◆ **What this task involves**:
Copy every record exactly, and keep the pictures out.

>> Begin Input data

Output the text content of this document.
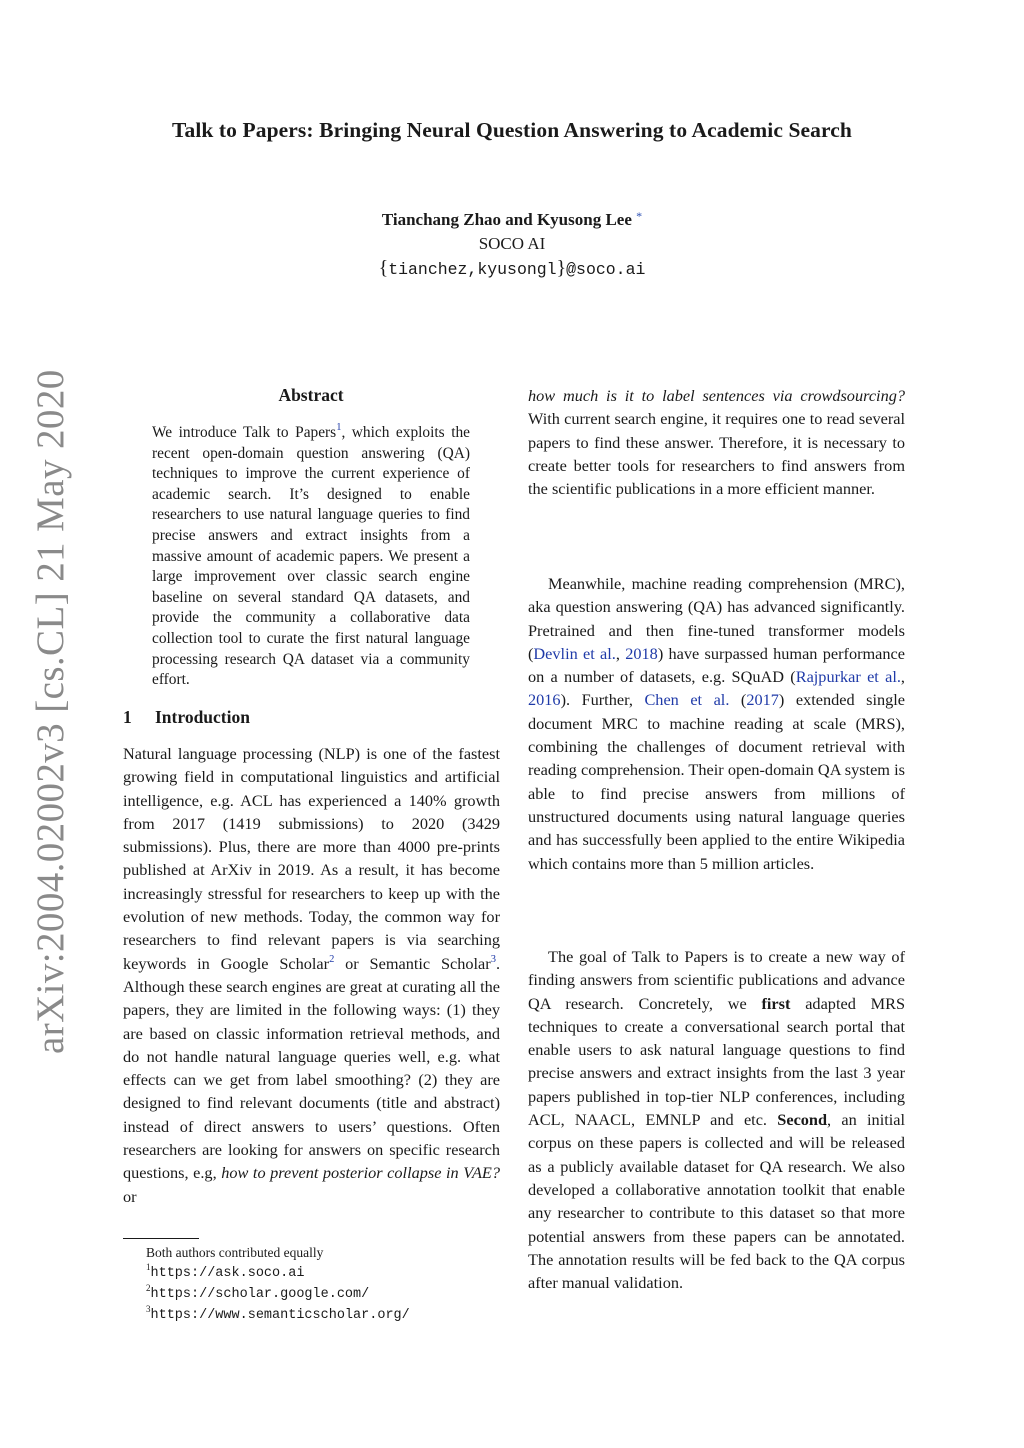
arXiv:2004.02002v3 [cs.CL] 21 May 2020
Talk to Papers: Bringing Neural Question Answering to Academic Search
Tianchang Zhao and Kyusong Lee *
SOCO AI
{tianchez,kyusongl}@soco.ai
Abstract

We introduce Talk to Papers$^1$, which exploits the recent open-domain question answering (QA) techniques to improve the current experience of academic search. It’s designed to enable researchers to use natural language queries to find precise answers and extract insights from a massive amount of academic papers. We present a large improvement over classic search engine baseline on several standard QA datasets, and provide the community a collaborative data collection tool to curate the first natural language processing research QA dataset via a community effort.

1 Introduction

Natural language processing (NLP) is one of the fastest growing field in computational linguistics and artificial intelligence, e.g. ACL has experienced a 140% growth from 2017 (1419 submissions) to 2020 (3429 submissions). Plus, there are more than 4000 pre-prints published at ArXiv in 2019. As a result, it has become increasingly stressful for researchers to keep up with the evolution of new methods. Today, the common way for researchers to find relevant papers is via searching keywords in Google Scholar$^2$ or Semantic Scholar$^3$. Although these search engines are great at curating all the papers, they are limited in the following ways: (1) they are based on classic information retrieval methods, and do not handle natural language queries well, e.g. what effects can we get from label smoothing? (2) they are designed to find relevant documents (title and abstract) instead of direct answers to users’ questions. Often researchers are looking for answers on specific research questions, e.g, how to prevent posterior collapse in VAE? or

Both authors contributed equally
$^1$https://ask.soco.ai
$^2$https://scholar.google.com/
$^3$https://www.semanticscholar.org/

how much is it to label sentences via crowdsourcing? With current search engine, it requires one to read several papers to find these answer. Therefore, it is necessary to create better tools for researchers to find answers from the scientific publications in a more efficient manner.

Meanwhile, machine reading comprehension (MRC), aka question answering (QA) has advanced significantly. Pretrained and then fine-tuned transformer models (Devlin et al., 2018) have surpassed human performance on a number of datasets, e.g. SQuAD (Rajpurkar et al., 2016). Further, Chen et al. (2017) extended single document MRC to machine reading at scale (MRS), combining the challenges of document retrieval with reading comprehension. Their open-domain QA system is able to find precise answers from millions of unstructured documents using natural language queries and has successfully been applied to the entire Wikipedia which contains more than 5 million articles.

The goal of Talk to Papers is to create a new way of finding answers from scientific publications and advance QA research. Concretely, we first adapted MRS techniques to create a conversational search portal that enable users to ask natural language questions to find precise answers and extract insights from the last 3 year papers published in top-tier NLP conferences, including ACL, NAACL, EMNLP and etc. Second, an initial corpus on these papers is collected and will be released as a publicly available dataset for QA research. We also developed a collaborative annotation toolkit that enable any researcher to contribute to this dataset so that more potential answers from these papers can be annotated. The annotation results will be fed back to the QA corpus after manual validation.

>> End Input data

◆ **The completed task**:
Output the text content of this document.
arXiv:2004.02002v3 [cs.CL] 21 May 2020
Talk to Papers: Bringing Neural Question Answering to Academic Search
Tianchang Zhao and Kyusong Lee *
SOCO AI
{tianchez,kyusongl}@soco.ai
Abstract

We introduce Talk to Papers$^1$, which exploits the recent open-domain question answering (QA) techniques to improve the current experience of academic search. It’s designed to enable researchers to use natural language queries to find precise answers and extract insights from a massive amount of academic papers. We present a large improvement over classic search engine baseline on several standard QA datasets, and provide the community a collaborative data collection tool to curate the first natural language processing research QA dataset via a community effort.

1 Introduction

Natural language processing (NLP) is one of the fastest growing field in computational linguistics and artificial intelligence, e.g. ACL has experienced a 140% growth from 2017 (1419 submissions) to 2020 (3429 submissions). Plus, there are more than 4000 pre-prints published at ArXiv in 2019. As a result, it has become increasingly stressful for researchers to keep up with the evolution of new methods. Today, the common way for researchers to find relevant papers is via searching keywords in Google Scholar$^2$ or Semantic Scholar$^3$. Although these search engines are great at curating all the papers, they are limited in the following ways: (1) they are based on classic information retrieval methods, and do not handle natural language queries well, e.g. what effects can we get from label smoothing? (2) they are designed to find relevant documents (title and abstract) instead of direct answers to users’ questions. Often researchers are looking for answers on specific research questions, e.g, how to prevent posterior collapse in VAE? or

Both authors contributed equally
$^1$https://ask.soco.ai
$^2$https://scholar.google.com/
$^3$https://www.semanticscholar.org/

how much is it to label sentences via crowdsourcing? With current search engine, it requires one to read several papers to find these answer. Therefore, it is necessary to create better tools for researchers to find answers from the scientific publications in a more efficient manner.

Meanwhile, machine reading comprehension (MRC), aka question answering (QA) has advanced significantly. Pretrained and then fine-tuned transformer models (Devlin et al., 2018) have surpassed human performance on a number of datasets, e.g. SQuAD (Rajpurkar et al., 2016). Further, Chen et al. (2017) extended single document MRC to machine reading at scale (MRS), combining the challenges of document retrieval with reading comprehension. Their open-domain QA system is able to find precise answers from millions of unstructured documents using natural language queries and has successfully been applied to the entire Wikipedia which contains more than 5 million articles.

The goal of Talk to Papers is to create a new way of finding answers from scientific publications and advance QA research. Concretely, we first adapted MRS techniques to create a conversational search portal that enable users to ask natural language questions to find precise answers and extract insights from the last 3 year papers published in top-tier NLP conferences, including ACL, NAACL, EMNLP and etc. Second, an initial corpus on these papers is collected and will be released as a publicly available dataset for QA research. We also developed a collaborative annotation toolkit that enable any researcher to contribute to this dataset so that more potential answers from these papers can be annotated. The annotation results will be fed back to the QA corpus after manual validation.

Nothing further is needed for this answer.